Propensity score stratification

Propensity score stratification stratifies subjects into mutually exclusive subsets based on the estimated propensity score value. Increasing the number of strata improves bias reduction with diminishing reduction in bias (12). Usually quintiles are preferred for adjusting confounders by dividing subjects into equal sizes (6, 12).

Within each stratum, the effect of treatment on outcomes can be estimated by comparing outcomes directly between treated and untreated subject. The overall treatment effect could be estimated by pool over the stratum specific treatment effect. In general, stratum specific estimates of effect are weighted by the proportion of subjects in that stratum (13). A pooled estimate of variance of average treatment effect could be estimated by pooling the variances estimation.

Inverse propensity score weighting

Inverse propensity score weighting (IPSW) was first proposed by Rosenbaum (14). More propensity score weighting schemes were studied (15).

Let $Z_{i}$ be an indicator variable denoting whether the ith subject was treated; furthermore, let $e_{i}$ denote the propensity score for the ith subject. When studies are interested in estimating average treatment effect (ATE) the average treatment effect is then defined as

\begin{array}{l} \frac{1}{n} \sum_{i = 1}^{n} \frac{Z_{i} Y_{i}}{e_{i}} - \frac{1}{n} \sum_{i = 1}^{n} \frac{(1 - Z_{i}) Y_{i}}{1 - e_{i}} & (1) \end{array}

When studies are interested in estimating average treatment effect for treated, the average treatment effect for treated (ATT) is then defined as

\begin{array}{l} \frac{1}{n} \sum_{i = 1}^{n} Z_{i} Y_{i} - \frac{1}{n} \sum_{i = 1}^{n} \frac{(1 - Z_{i}) Y_{i} e_{i}}{1 - e_{i}} & (2) \end{array}

The weight may be less accurate or unstable when the subjects have low probability of receiving treatment. The ATE is the average treatment effect at population, removing an entire population from untreated to treated. The ATT is the average treatment effect on the subjects who received treatment. In non-randomized studies, ATT may be of greater interest when there are barriers for treatment being considered, while ATE may be of greater interest when there is no such concern. In randomized studies, these two measures of treatment effects coincide due to randomization, and the treated population does not differ systematically from overall population.

Supplied information –
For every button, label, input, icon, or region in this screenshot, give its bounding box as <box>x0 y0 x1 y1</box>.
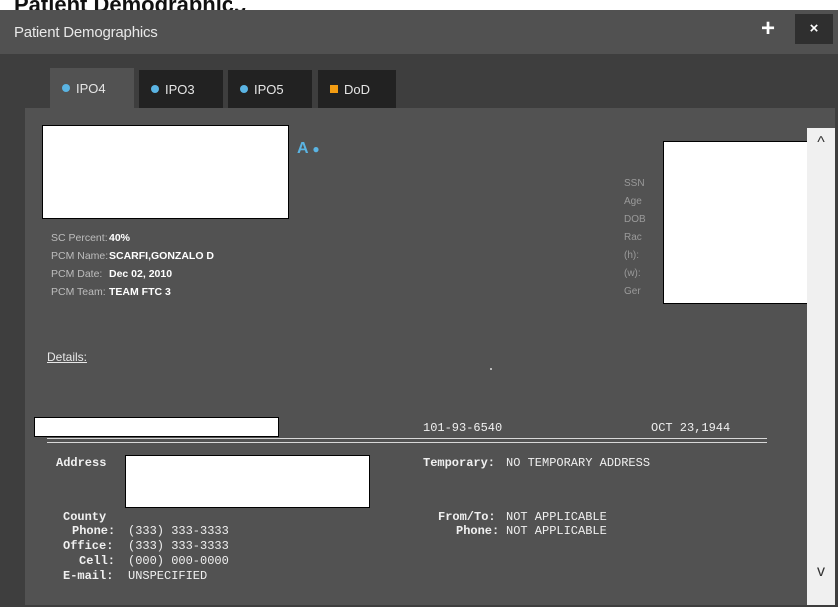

Task to complete – Retype, word for word, the part of the propensity score text above that runs from "Within each stratum, the" up to and including "were studied (15).".

Exercise result –
Within each stratum, the effect of treatment on outcomes can be estimated by comparing outcomes directly between treated and untreated subject. The overall treatment effect could be estimated by pool over the stratum specific treatment effect. In general, stratum specific estimates of effect are weighted by the proportion of subjects in that stratum (13). A pooled estimate of variance of average treatment effect could be estimated by pooling the variances estimation.

Inverse propensity score weighting

Inverse propensity score weighting (IPSW) was first proposed by Rosenbaum (14). More propensity score weighting schemes were studied (15).